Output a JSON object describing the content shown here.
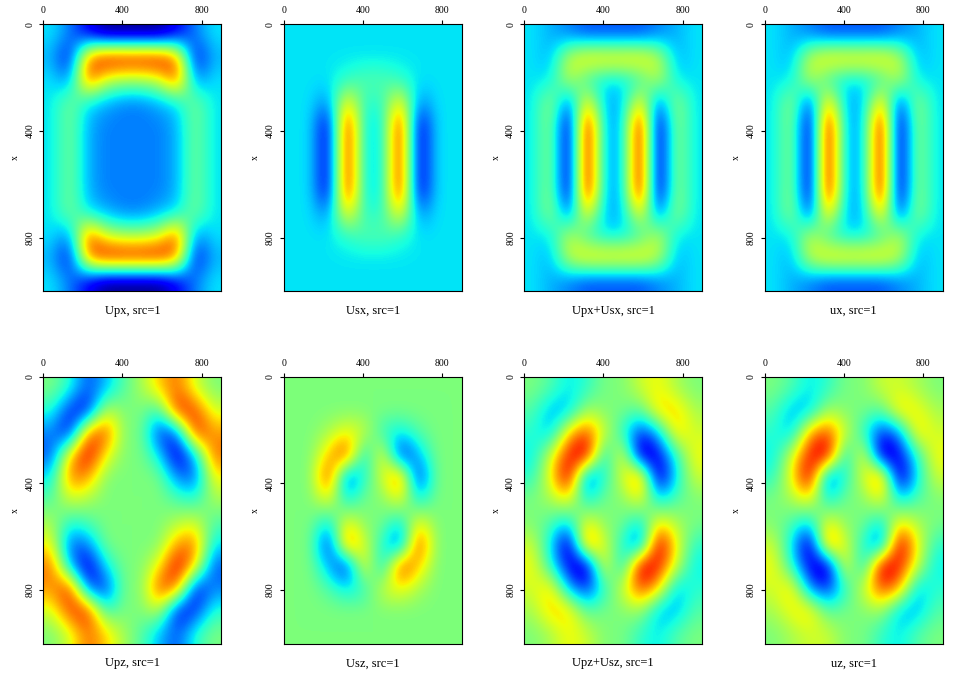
{
  "chart_data": [
    {
      "type": "heatmap",
      "title": "Upx, src=1",
      "ylabel": "x",
      "color": "jet",
      "xlim": [
        0,
        900
      ],
      "ylim": [
        0,
        1000
      ],
      "xticks": [
        0,
        400,
        800
      ],
      "yticks": [
        0,
        400,
        800
      ],
      "color_range": [
        -10,
        10
      ],
      "cells": [
        [
          -3,
          -5,
          -8,
          -10,
          -10,
          -10,
          -10,
          -8,
          -5,
          -3
        ],
        [
          -4,
          -8,
          6,
          9,
          9,
          9,
          9,
          6,
          -8,
          -4
        ],
        [
          -3,
          -5,
          7,
          2,
          1,
          1,
          2,
          7,
          -5,
          -3
        ],
        [
          -3,
          0,
          -3,
          -4,
          -5,
          -5,
          -4,
          -3,
          0,
          -3
        ],
        [
          -3,
          0,
          -4,
          -5,
          -5,
          -5,
          -5,
          -4,
          0,
          -3
        ],
        [
          -3,
          0,
          -4,
          -5,
          -5,
          -5,
          -5,
          -4,
          0,
          -3
        ],
        [
          -3,
          0,
          -4,
          -5,
          -5,
          -5,
          -5,
          -4,
          0,
          -3
        ],
        [
          -3,
          0,
          -4,
          -5,
          -5,
          -5,
          -5,
          -4,
          0,
          -3
        ],
        [
          -3,
          0,
          -3,
          -4,
          -5,
          -5,
          -4,
          -3,
          0,
          -3
        ],
        [
          -3,
          -5,
          7,
          2,
          1,
          1,
          2,
          7,
          -5,
          -3
        ],
        [
          -4,
          -8,
          6,
          9,
          9,
          9,
          9,
          6,
          -8,
          -4
        ],
        [
          -3,
          -5,
          -8,
          -10,
          -10,
          -10,
          -10,
          -8,
          -5,
          -3
        ]
      ]
    },
    {
      "type": "heatmap",
      "title": "Usx, src=1",
      "ylabel": "x",
      "color": "jet",
      "xlim": [
        0,
        900
      ],
      "ylim": [
        0,
        1000
      ],
      "xticks": [
        0,
        400,
        800
      ],
      "yticks": [
        0,
        400,
        800
      ],
      "color_range": [
        -10,
        10
      ],
      "cells": [
        [
          -3,
          -3,
          -3,
          -3,
          -3,
          -3,
          -3,
          -3,
          -3,
          -3
        ],
        [
          -3,
          -3,
          -3,
          -3,
          -3,
          -3,
          -3,
          -3,
          -3,
          -3
        ],
        [
          -3,
          -3,
          -3,
          -2,
          -1,
          -1,
          -2,
          -3,
          -3,
          -3
        ],
        [
          -3,
          -3,
          -5,
          4,
          -2,
          -2,
          4,
          -5,
          -3,
          -3
        ],
        [
          -3,
          -3,
          -9,
          9,
          -3,
          -3,
          9,
          -9,
          -3,
          -3
        ],
        [
          -3,
          -3,
          -9,
          9,
          -3,
          -3,
          9,
          -9,
          -3,
          -3
        ],
        [
          -3,
          -3,
          -9,
          9,
          -3,
          -3,
          9,
          -9,
          -3,
          -3
        ],
        [
          -3,
          -3,
          -9,
          9,
          -3,
          -3,
          9,
          -9,
          -3,
          -3
        ],
        [
          -3,
          -3,
          -5,
          4,
          -2,
          -2,
          4,
          -5,
          -3,
          -3
        ],
        [
          -3,
          -3,
          -3,
          -2,
          -1,
          -1,
          -2,
          -3,
          -3,
          -3
        ],
        [
          -3,
          -3,
          -3,
          -3,
          -3,
          -3,
          -3,
          -3,
          -3,
          -3
        ],
        [
          -3,
          -3,
          -3,
          -3,
          -3,
          -3,
          -3,
          -3,
          -3,
          -3
        ]
      ]
    },
    {
      "type": "heatmap",
      "title": "Upx+Usx, src=1",
      "ylabel": "x",
      "color": "jet",
      "xlim": [
        0,
        900
      ],
      "ylim": [
        0,
        1000
      ],
      "xticks": [
        0,
        400,
        800
      ],
      "yticks": [
        0,
        400,
        800
      ],
      "color_range": [
        -10,
        10
      ],
      "cells": [
        [
          -3,
          -4,
          -5,
          -6,
          -6,
          -6,
          -6,
          -5,
          -4,
          -3
        ],
        [
          -3,
          -4,
          2,
          4,
          4,
          4,
          4,
          2,
          -4,
          -3
        ],
        [
          -3,
          -3,
          2,
          -2,
          -3,
          -3,
          -2,
          2,
          -3,
          -3
        ],
        [
          -3,
          1,
          -6,
          4,
          -4,
          -4,
          4,
          -6,
          1,
          -3
        ],
        [
          -3,
          1,
          -10,
          10,
          -4,
          -4,
          10,
          -10,
          1,
          -3
        ],
        [
          -3,
          1,
          -10,
          10,
          -4,
          -4,
          10,
          -10,
          1,
          -3
        ],
        [
          -3,
          1,
          -10,
          10,
          -4,
          -4,
          10,
          -10,
          1,
          -3
        ],
        [
          -3,
          1,
          -10,
          10,
          -4,
          -4,
          10,
          -10,
          1,
          -3
        ],
        [
          -3,
          1,
          -6,
          4,
          -4,
          -4,
          4,
          -6,
          1,
          -3
        ],
        [
          -3,
          -3,
          2,
          -2,
          -3,
          -3,
          -2,
          2,
          -3,
          -3
        ],
        [
          -3,
          -4,
          2,
          4,
          4,
          4,
          4,
          2,
          -4,
          -3
        ],
        [
          -3,
          -4,
          -5,
          -6,
          -6,
          -6,
          -6,
          -5,
          -4,
          -3
        ]
      ]
    },
    {
      "type": "heatmap",
      "title": "ux, src=1",
      "ylabel": "x",
      "color": "jet",
      "xlim": [
        0,
        900
      ],
      "ylim": [
        0,
        1000
      ],
      "xticks": [
        0,
        400,
        800
      ],
      "yticks": [
        0,
        400,
        800
      ],
      "color_range": [
        -10,
        10
      ],
      "cells": [
        [
          -3,
          -4,
          -5,
          -6,
          -6,
          -6,
          -6,
          -5,
          -4,
          -3
        ],
        [
          -3,
          -4,
          2,
          4,
          4,
          4,
          4,
          2,
          -4,
          -3
        ],
        [
          -3,
          -3,
          2,
          -2,
          -3,
          -3,
          -2,
          2,
          -3,
          -3
        ],
        [
          -3,
          1,
          -7,
          5,
          -4,
          -4,
          5,
          -7,
          1,
          -3
        ],
        [
          -3,
          1,
          -10,
          10,
          -4,
          -4,
          10,
          -10,
          1,
          -3
        ],
        [
          -3,
          1,
          -10,
          10,
          -4,
          -4,
          10,
          -10,
          1,
          -3
        ],
        [
          -3,
          1,
          -10,
          10,
          -4,
          -4,
          10,
          -10,
          1,
          -3
        ],
        [
          -3,
          1,
          -10,
          10,
          -4,
          -4,
          10,
          -10,
          1,
          -3
        ],
        [
          -3,
          1,
          -7,
          5,
          -4,
          -4,
          5,
          -7,
          1,
          -3
        ],
        [
          -3,
          -3,
          2,
          -2,
          -3,
          -3,
          -2,
          2,
          -3,
          -3
        ],
        [
          -3,
          -4,
          2,
          4,
          4,
          4,
          4,
          2,
          -4,
          -3
        ],
        [
          -3,
          -4,
          -5,
          -6,
          -6,
          -6,
          -6,
          -5,
          -4,
          -3
        ]
      ]
    },
    {
      "type": "heatmap",
      "title": "Upz, src=1",
      "ylabel": "x",
      "color": "jet",
      "xlim": [
        0,
        900
      ],
      "ylim": [
        0,
        1000
      ],
      "xticks": [
        0,
        400,
        800
      ],
      "yticks": [
        0,
        400,
        800
      ],
      "color_range": [
        -10,
        10
      ],
      "cells": [
        [
          0,
          -2,
          -6,
          -4,
          -1,
          1,
          4,
          6,
          2,
          0
        ],
        [
          -2,
          -7,
          -8,
          2,
          0,
          0,
          -2,
          8,
          7,
          2
        ],
        [
          -5,
          -8,
          6,
          7,
          0,
          0,
          -7,
          -6,
          8,
          5
        ],
        [
          -6,
          4,
          9,
          3,
          0,
          0,
          -3,
          -9,
          -4,
          6
        ],
        [
          -3,
          6,
          5,
          0,
          0,
          0,
          0,
          -5,
          -6,
          3
        ],
        [
          -1,
          2,
          1,
          0,
          0,
          0,
          0,
          -1,
          -2,
          1
        ],
        [
          1,
          -2,
          -1,
          0,
          0,
          0,
          0,
          1,
          2,
          -1
        ],
        [
          3,
          -6,
          -5,
          0,
          0,
          0,
          0,
          5,
          6,
          -3
        ],
        [
          6,
          -4,
          -9,
          -3,
          0,
          0,
          3,
          9,
          4,
          -6
        ],
        [
          5,
          8,
          -6,
          -7,
          0,
          0,
          7,
          6,
          -8,
          -5
        ],
        [
          2,
          7,
          8,
          -2,
          0,
          0,
          2,
          -8,
          -7,
          -2
        ],
        [
          0,
          2,
          6,
          4,
          1,
          -1,
          -4,
          -6,
          -2,
          0
        ]
      ]
    },
    {
      "type": "heatmap",
      "title": "Usz, src=1",
      "ylabel": "x",
      "color": "jet",
      "xlim": [
        0,
        900
      ],
      "ylim": [
        0,
        1000
      ],
      "xticks": [
        0,
        400,
        800
      ],
      "yticks": [
        0,
        400,
        800
      ],
      "color_range": [
        -10,
        10
      ],
      "cells": [
        [
          0,
          0,
          0,
          0,
          0,
          0,
          0,
          0,
          0,
          0
        ],
        [
          0,
          0,
          0,
          0,
          0,
          0,
          0,
          0,
          0,
          0
        ],
        [
          0,
          0,
          1,
          3,
          2,
          -2,
          -3,
          -1,
          0,
          0
        ],
        [
          0,
          0,
          4,
          8,
          -4,
          4,
          -8,
          -4,
          0,
          0
        ],
        [
          0,
          0,
          8,
          -7,
          -2,
          2,
          7,
          -8,
          0,
          0
        ],
        [
          0,
          0,
          3,
          -3,
          0,
          0,
          3,
          -3,
          0,
          0
        ],
        [
          0,
          0,
          -3,
          3,
          0,
          0,
          -3,
          3,
          0,
          0
        ],
        [
          0,
          0,
          -8,
          7,
          2,
          -2,
          -7,
          8,
          0,
          0
        ],
        [
          0,
          0,
          -4,
          -8,
          4,
          -4,
          8,
          4,
          0,
          0
        ],
        [
          0,
          0,
          -1,
          -3,
          -2,
          2,
          3,
          1,
          0,
          0
        ],
        [
          0,
          0,
          0,
          0,
          0,
          0,
          0,
          0,
          0,
          0
        ],
        [
          0,
          0,
          0,
          0,
          0,
          0,
          0,
          0,
          0,
          0
        ]
      ]
    },
    {
      "type": "heatmap",
      "title": "Upz+Usz, src=1",
      "ylabel": "x",
      "color": "jet",
      "xlim": [
        0,
        900
      ],
      "ylim": [
        0,
        1000
      ],
      "xticks": [
        0,
        400,
        800
      ],
      "yticks": [
        0,
        400,
        800
      ],
      "color_range": [
        -10,
        10
      ],
      "cells": [
        [
          0,
          -1,
          -3,
          -2,
          0,
          0,
          2,
          3,
          1,
          0
        ],
        [
          -1,
          -4,
          -4,
          1,
          0,
          0,
          -1,
          4,
          4,
          1
        ],
        [
          -2,
          -4,
          4,
          7,
          2,
          -2,
          -7,
          -4,
          4,
          2
        ],
        [
          -3,
          2,
          8,
          10,
          -4,
          4,
          -10,
          -8,
          -2,
          3
        ],
        [
          -2,
          3,
          10,
          -7,
          -2,
          2,
          7,
          -10,
          -3,
          2
        ],
        [
          0,
          1,
          3,
          -3,
          0,
          0,
          3,
          -3,
          -1,
          0
        ],
        [
          0,
          -1,
          -3,
          3,
          0,
          0,
          -3,
          3,
          1,
          0
        ],
        [
          2,
          -3,
          -10,
          7,
          2,
          -2,
          -7,
          10,
          3,
          -2
        ],
        [
          3,
          -2,
          -8,
          -10,
          4,
          -4,
          10,
          8,
          2,
          -3
        ],
        [
          2,
          4,
          -4,
          -7,
          -2,
          2,
          7,
          4,
          -4,
          -2
        ],
        [
          1,
          4,
          4,
          -1,
          0,
          0,
          1,
          -4,
          -4,
          -1
        ],
        [
          0,
          1,
          3,
          2,
          0,
          0,
          -2,
          -3,
          -1,
          0
        ]
      ]
    },
    {
      "type": "heatmap",
      "title": "uz, src=1",
      "ylabel": "x",
      "color": "jet",
      "xlim": [
        0,
        900
      ],
      "ylim": [
        0,
        1000
      ],
      "xticks": [
        0,
        400,
        800
      ],
      "yticks": [
        0,
        400,
        800
      ],
      "color_range": [
        -10,
        10
      ],
      "cells": [
        [
          0,
          -1,
          -3,
          -2,
          0,
          0,
          2,
          2,
          1,
          0
        ],
        [
          -1,
          -4,
          -4,
          1,
          0,
          0,
          -1,
          4,
          3,
          1
        ],
        [
          -2,
          -4,
          5,
          7,
          2,
          -2,
          -7,
          -5,
          4,
          2
        ],
        [
          -3,
          2,
          8,
          10,
          -4,
          4,
          -10,
          -8,
          -2,
          3
        ],
        [
          -2,
          3,
          10,
          -7,
          -2,
          2,
          7,
          -10,
          -3,
          2
        ],
        [
          0,
          1,
          3,
          -3,
          0,
          0,
          3,
          -3,
          -1,
          0
        ],
        [
          0,
          -1,
          -3,
          3,
          0,
          0,
          -3,
          3,
          1,
          0
        ],
        [
          2,
          -3,
          -10,
          7,
          2,
          -2,
          -7,
          10,
          3,
          -2
        ],
        [
          3,
          -2,
          -8,
          -10,
          4,
          -4,
          10,
          8,
          2,
          -3
        ],
        [
          2,
          4,
          -5,
          -7,
          -2,
          2,
          7,
          5,
          -4,
          -2
        ],
        [
          1,
          3,
          4,
          -1,
          0,
          0,
          1,
          -4,
          -4,
          -1
        ],
        [
          0,
          1,
          2,
          2,
          0,
          0,
          -2,
          -3,
          -1,
          0
        ]
      ]
    }
  ]
}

Exercise requirements:
Return each line of the listing that holds the string "title".

Reply:
      "title": "Upx, src=1",
      "title": "Usx, src=1",
      "title": "Upx+Usx, src=1",
      "title": "ux, src=1",
      "title": "Upz, src=1",
      "title": "Usz, src=1",
      "title": "Upz+Usz, src=1",
      "title": "uz, src=1",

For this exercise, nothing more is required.